─── Listing ───

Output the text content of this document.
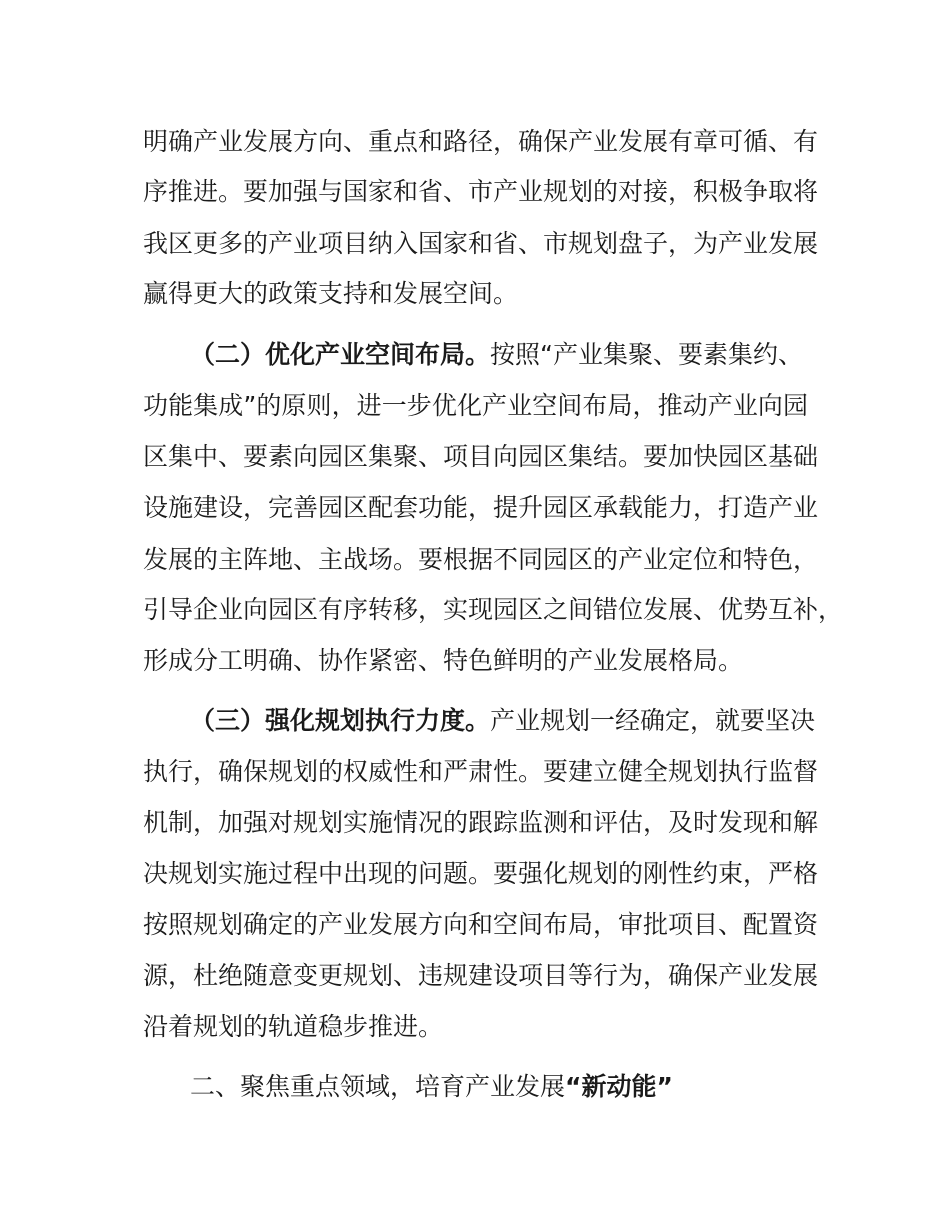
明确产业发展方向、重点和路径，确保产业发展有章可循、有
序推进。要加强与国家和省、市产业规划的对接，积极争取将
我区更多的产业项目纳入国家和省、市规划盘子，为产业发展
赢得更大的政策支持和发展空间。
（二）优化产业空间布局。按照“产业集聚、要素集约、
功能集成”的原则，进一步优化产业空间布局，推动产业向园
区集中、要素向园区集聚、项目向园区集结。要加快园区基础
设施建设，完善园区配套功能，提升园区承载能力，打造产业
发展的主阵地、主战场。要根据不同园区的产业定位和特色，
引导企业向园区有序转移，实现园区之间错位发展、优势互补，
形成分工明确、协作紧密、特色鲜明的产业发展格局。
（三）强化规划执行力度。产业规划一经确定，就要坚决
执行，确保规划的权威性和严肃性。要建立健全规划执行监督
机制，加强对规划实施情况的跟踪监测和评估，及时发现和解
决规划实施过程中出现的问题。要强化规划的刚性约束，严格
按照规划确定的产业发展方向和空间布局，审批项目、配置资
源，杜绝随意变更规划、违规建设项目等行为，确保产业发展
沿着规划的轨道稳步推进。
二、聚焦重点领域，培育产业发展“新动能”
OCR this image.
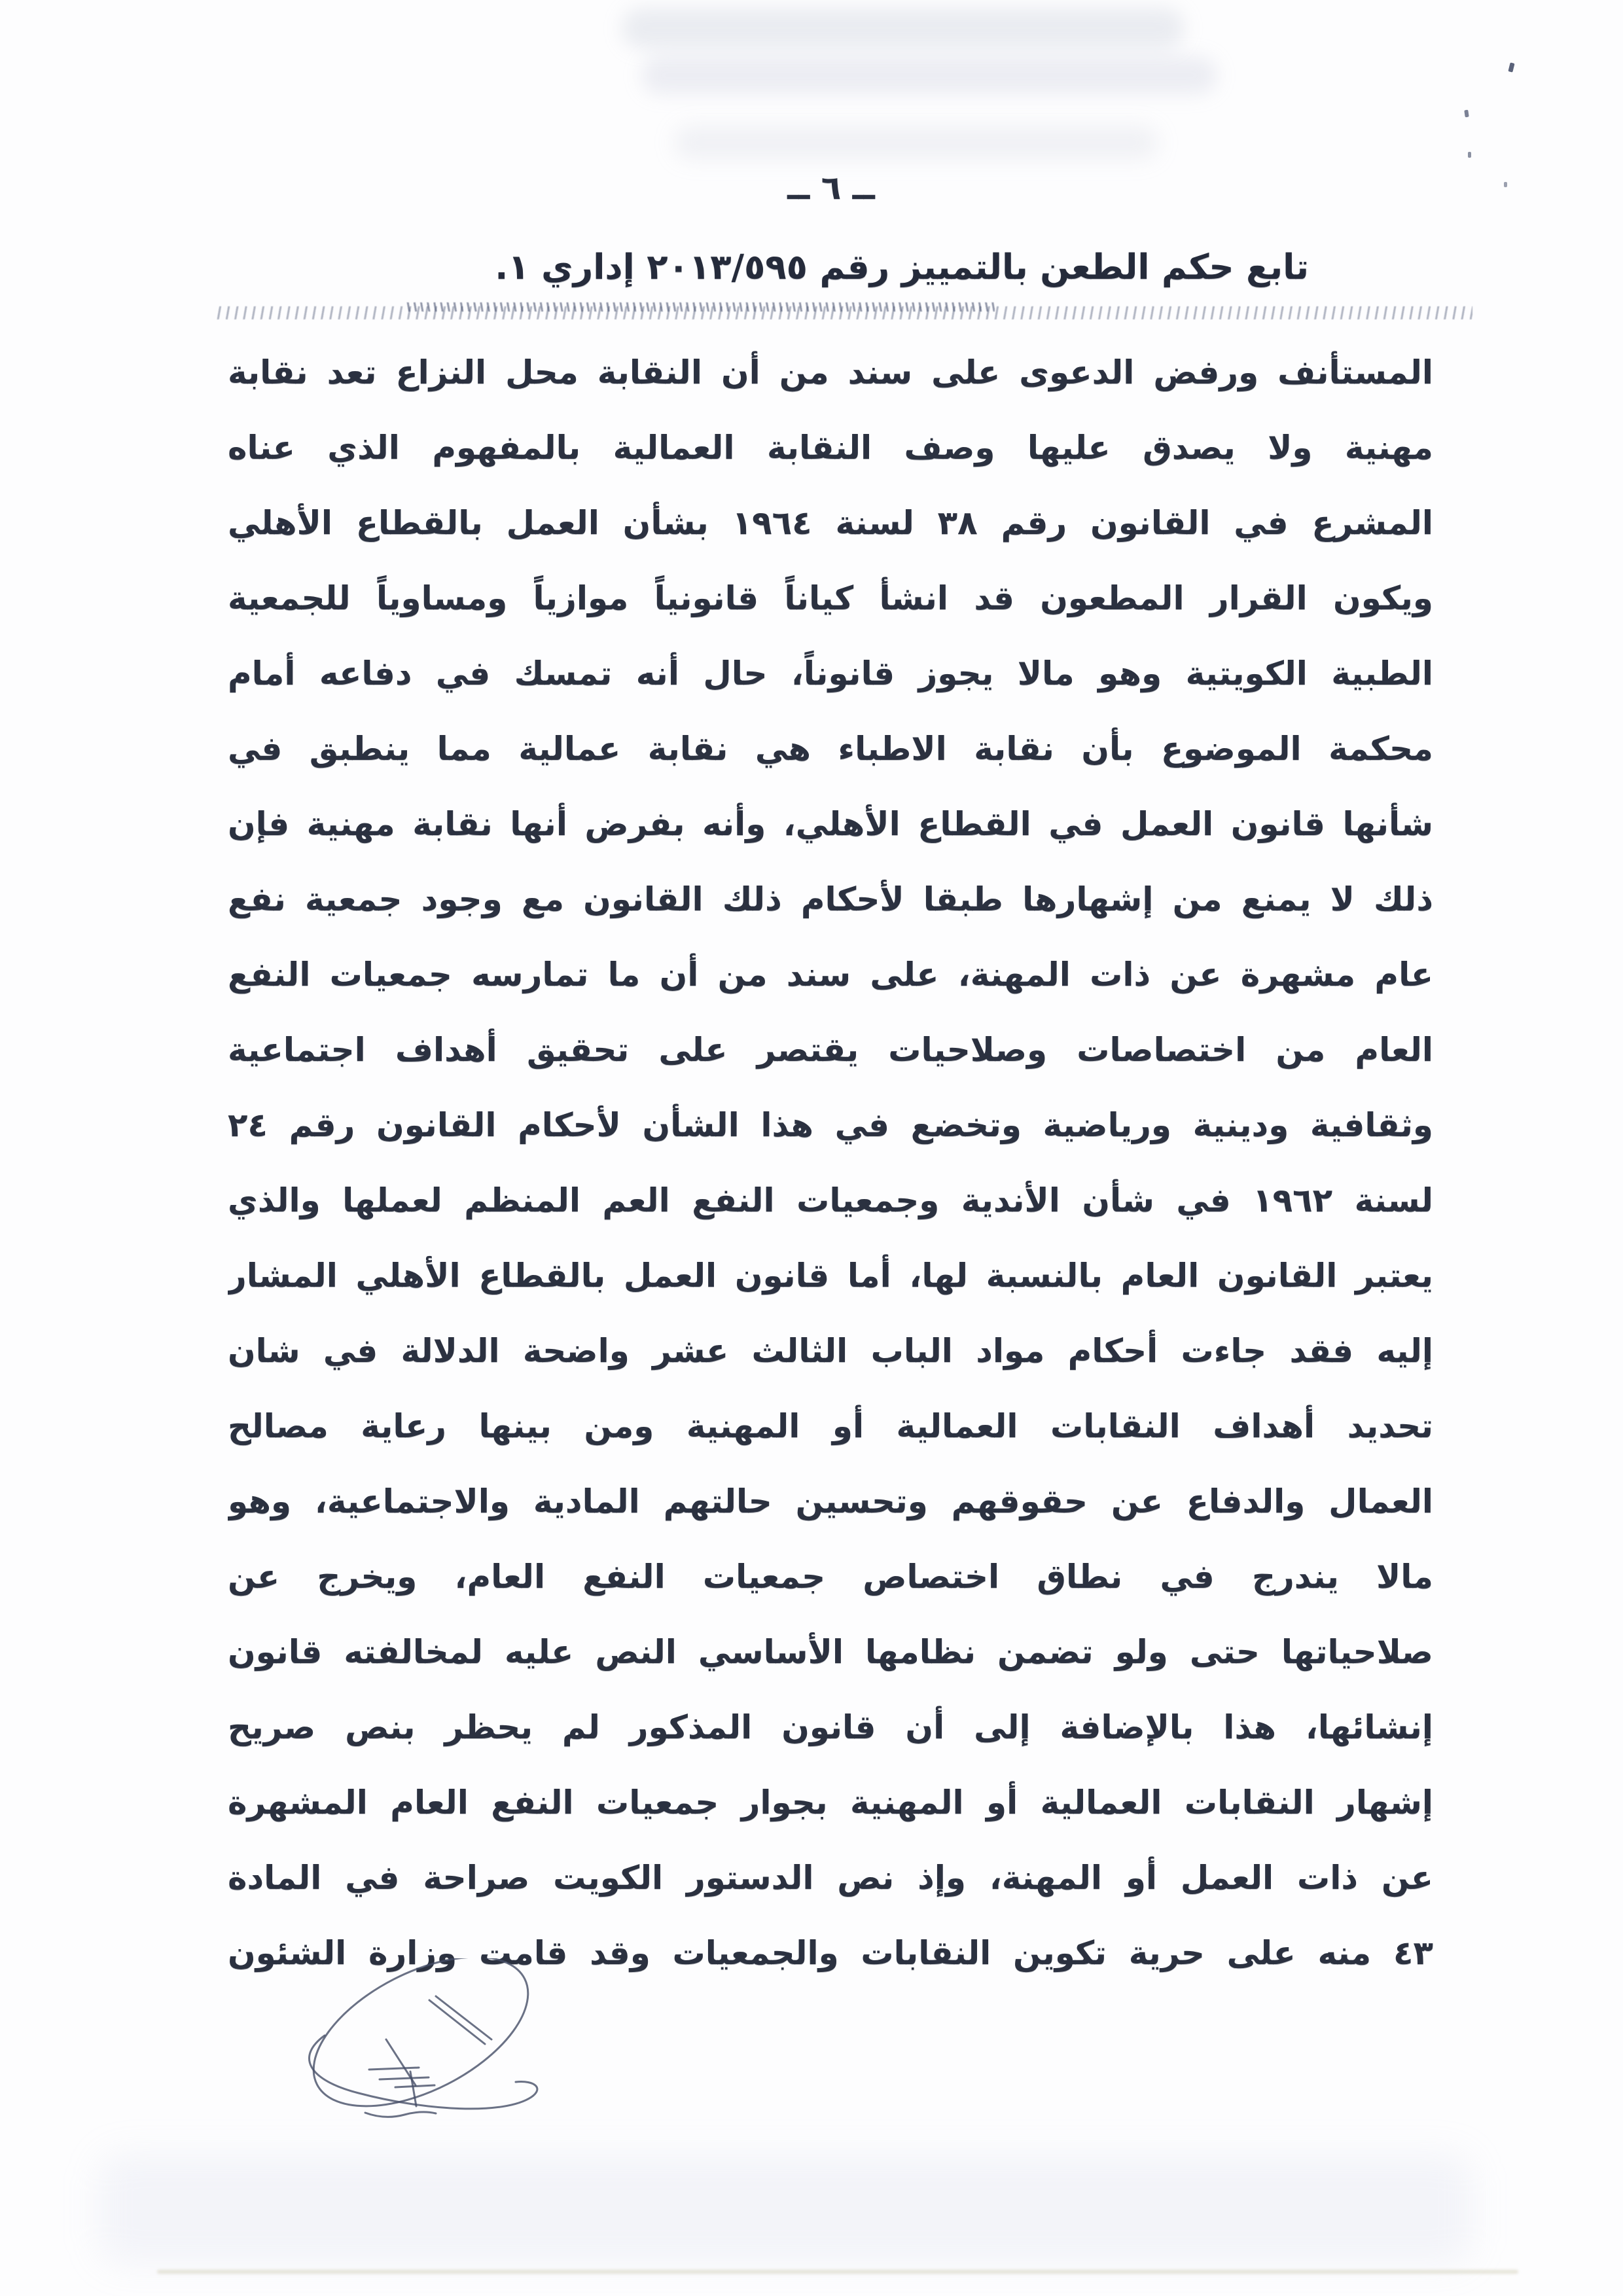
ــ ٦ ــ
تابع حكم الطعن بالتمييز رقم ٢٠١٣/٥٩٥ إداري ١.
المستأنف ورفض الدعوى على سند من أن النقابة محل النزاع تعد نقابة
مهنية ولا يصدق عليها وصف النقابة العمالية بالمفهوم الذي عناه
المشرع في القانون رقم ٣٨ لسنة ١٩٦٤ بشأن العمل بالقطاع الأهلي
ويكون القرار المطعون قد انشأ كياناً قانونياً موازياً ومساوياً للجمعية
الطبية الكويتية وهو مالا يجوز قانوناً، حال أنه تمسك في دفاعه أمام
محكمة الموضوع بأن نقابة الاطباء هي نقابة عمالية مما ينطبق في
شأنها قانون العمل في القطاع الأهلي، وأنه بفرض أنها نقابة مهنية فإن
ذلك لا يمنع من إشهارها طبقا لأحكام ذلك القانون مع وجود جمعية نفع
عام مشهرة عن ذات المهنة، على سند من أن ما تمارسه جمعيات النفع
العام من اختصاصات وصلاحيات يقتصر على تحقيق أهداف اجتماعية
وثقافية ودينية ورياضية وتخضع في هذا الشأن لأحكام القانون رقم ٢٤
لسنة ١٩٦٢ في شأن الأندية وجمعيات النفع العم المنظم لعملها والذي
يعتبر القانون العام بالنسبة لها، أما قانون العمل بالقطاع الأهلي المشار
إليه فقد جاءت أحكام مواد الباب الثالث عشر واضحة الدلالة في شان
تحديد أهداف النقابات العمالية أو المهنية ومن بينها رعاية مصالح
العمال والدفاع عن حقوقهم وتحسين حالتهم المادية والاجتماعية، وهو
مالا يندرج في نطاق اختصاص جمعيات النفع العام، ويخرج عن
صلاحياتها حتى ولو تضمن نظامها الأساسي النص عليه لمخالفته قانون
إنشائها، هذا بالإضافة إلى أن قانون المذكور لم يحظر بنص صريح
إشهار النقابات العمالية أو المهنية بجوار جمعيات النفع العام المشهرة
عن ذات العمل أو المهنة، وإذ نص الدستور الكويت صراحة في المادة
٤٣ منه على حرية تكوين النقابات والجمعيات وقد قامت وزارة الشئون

───

Job: Check each line of the entries for the string "القانون". Copy the lines that have it.

Response to this task:
المشرع في القانون رقم ٣٨ لسنة ١٩٦٤ بشأن العمل بالقطاع الأهلي
ذلك لا يمنع من إشهارها طبقا لأحكام ذلك القانون مع وجود جمعية نفع
وثقافية ودينية ورياضية وتخضع في هذا الشأن لأحكام القانون رقم ٢٤
يعتبر القانون العام بالنسبة لها، أما قانون العمل بالقطاع الأهلي المشار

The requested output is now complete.